- _Material for this task_
>>>

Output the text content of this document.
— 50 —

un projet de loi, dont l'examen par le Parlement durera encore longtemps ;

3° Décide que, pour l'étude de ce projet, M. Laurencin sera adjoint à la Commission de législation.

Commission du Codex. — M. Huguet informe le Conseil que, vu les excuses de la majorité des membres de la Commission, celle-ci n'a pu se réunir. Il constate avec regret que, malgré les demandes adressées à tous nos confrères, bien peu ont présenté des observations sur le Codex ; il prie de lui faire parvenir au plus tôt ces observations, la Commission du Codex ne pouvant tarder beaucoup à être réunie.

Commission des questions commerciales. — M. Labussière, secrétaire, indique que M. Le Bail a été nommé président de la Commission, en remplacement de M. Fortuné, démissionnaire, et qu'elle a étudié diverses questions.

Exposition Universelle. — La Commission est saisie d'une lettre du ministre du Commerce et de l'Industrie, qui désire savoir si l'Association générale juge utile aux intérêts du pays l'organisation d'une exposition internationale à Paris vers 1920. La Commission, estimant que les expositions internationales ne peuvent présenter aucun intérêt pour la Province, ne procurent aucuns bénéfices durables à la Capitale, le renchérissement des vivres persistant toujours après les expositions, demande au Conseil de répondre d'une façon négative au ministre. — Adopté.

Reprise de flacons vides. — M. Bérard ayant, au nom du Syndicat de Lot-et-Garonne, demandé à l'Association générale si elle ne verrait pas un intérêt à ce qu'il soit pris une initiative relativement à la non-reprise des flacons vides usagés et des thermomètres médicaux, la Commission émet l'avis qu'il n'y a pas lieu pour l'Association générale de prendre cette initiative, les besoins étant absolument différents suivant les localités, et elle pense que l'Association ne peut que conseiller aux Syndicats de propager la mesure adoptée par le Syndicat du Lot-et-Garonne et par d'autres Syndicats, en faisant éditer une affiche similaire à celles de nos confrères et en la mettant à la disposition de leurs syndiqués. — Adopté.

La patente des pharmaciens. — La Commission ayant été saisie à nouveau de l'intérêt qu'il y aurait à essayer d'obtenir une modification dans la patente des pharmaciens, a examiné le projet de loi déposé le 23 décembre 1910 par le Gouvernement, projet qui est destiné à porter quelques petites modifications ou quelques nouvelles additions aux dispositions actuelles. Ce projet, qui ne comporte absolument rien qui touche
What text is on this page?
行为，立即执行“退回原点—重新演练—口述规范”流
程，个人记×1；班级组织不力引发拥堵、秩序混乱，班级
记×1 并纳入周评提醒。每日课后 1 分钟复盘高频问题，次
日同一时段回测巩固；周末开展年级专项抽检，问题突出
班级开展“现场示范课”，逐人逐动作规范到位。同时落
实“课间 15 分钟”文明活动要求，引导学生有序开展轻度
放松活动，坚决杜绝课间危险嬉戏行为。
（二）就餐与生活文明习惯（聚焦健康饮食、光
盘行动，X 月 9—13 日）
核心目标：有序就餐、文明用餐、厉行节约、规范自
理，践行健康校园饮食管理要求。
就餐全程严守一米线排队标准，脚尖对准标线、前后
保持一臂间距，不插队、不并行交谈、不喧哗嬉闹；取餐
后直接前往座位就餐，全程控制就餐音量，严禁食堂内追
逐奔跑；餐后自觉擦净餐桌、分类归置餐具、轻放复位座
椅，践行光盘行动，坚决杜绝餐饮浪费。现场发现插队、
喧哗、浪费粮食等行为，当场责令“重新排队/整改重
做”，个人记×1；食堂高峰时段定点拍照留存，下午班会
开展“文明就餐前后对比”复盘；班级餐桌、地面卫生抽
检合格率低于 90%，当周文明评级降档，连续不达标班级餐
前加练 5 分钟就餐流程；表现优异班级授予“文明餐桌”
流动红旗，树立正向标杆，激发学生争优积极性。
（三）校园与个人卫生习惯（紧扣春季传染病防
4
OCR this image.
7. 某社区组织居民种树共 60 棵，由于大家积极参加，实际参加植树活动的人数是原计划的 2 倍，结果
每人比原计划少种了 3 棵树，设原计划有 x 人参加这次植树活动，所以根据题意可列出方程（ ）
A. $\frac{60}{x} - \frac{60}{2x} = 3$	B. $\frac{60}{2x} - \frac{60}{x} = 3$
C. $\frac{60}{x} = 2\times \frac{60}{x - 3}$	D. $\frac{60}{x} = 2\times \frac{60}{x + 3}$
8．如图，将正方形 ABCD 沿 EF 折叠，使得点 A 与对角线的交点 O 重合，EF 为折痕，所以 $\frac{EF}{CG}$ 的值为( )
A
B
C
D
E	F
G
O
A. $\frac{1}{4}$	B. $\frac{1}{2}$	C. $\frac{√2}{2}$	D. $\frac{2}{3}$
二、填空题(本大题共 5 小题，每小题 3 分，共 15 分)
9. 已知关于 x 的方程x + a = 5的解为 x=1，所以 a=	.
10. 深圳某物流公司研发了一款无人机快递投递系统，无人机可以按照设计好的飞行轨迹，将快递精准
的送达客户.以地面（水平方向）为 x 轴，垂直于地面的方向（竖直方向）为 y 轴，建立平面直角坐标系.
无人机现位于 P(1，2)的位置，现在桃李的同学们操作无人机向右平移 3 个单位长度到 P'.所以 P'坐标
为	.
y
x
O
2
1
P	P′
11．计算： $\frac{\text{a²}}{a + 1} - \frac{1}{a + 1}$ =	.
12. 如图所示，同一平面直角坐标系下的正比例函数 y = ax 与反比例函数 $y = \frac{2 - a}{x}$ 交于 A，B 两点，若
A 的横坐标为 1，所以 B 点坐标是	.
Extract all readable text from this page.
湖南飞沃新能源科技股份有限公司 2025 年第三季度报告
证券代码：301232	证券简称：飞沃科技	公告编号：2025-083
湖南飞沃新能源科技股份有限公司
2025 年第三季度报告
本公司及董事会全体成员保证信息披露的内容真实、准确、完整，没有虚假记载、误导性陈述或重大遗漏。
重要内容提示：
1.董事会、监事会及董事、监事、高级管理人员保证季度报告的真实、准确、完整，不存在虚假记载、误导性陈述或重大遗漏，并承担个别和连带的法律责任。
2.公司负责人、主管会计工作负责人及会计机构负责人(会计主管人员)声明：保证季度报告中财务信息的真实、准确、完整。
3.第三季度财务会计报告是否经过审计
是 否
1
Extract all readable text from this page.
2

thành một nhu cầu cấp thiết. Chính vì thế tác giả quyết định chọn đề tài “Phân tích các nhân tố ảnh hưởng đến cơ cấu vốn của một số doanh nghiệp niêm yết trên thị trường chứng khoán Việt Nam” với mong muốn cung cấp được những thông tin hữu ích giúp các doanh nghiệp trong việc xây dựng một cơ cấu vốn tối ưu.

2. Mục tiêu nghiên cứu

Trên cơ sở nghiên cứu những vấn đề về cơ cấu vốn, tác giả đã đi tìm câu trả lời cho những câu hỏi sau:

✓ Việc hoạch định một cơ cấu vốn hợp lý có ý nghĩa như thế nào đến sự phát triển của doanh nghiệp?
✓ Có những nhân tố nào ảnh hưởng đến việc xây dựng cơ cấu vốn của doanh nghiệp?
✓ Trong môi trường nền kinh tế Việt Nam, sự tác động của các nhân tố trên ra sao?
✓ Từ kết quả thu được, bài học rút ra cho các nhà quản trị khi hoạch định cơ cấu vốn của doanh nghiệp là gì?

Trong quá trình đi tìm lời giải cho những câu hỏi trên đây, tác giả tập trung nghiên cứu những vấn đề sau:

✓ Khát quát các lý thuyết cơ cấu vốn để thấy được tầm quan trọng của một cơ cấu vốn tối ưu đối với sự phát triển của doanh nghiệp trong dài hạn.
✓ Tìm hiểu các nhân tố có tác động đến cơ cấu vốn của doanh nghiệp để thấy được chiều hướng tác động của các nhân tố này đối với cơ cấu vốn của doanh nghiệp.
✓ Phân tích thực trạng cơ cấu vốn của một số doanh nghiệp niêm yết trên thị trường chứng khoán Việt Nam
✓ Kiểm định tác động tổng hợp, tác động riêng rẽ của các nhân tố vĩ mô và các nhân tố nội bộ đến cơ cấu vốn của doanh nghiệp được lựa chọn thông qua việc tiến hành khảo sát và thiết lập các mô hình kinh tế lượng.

<<<

- _The task_
Where a line of the records above holds the word "triển", copy that line.

- _Result of the exercise_
✓ Việc hoạch định một cơ cấu vốn hợp lý có ý nghĩa như thế nào đến sự phát triển của doanh nghiệp?
✓ Khát quát các lý thuyết cơ cấu vốn để thấy được tầm quan trọng của một cơ cấu vốn tối ưu đối với sự phát triển của doanh nghiệp trong dài hạn.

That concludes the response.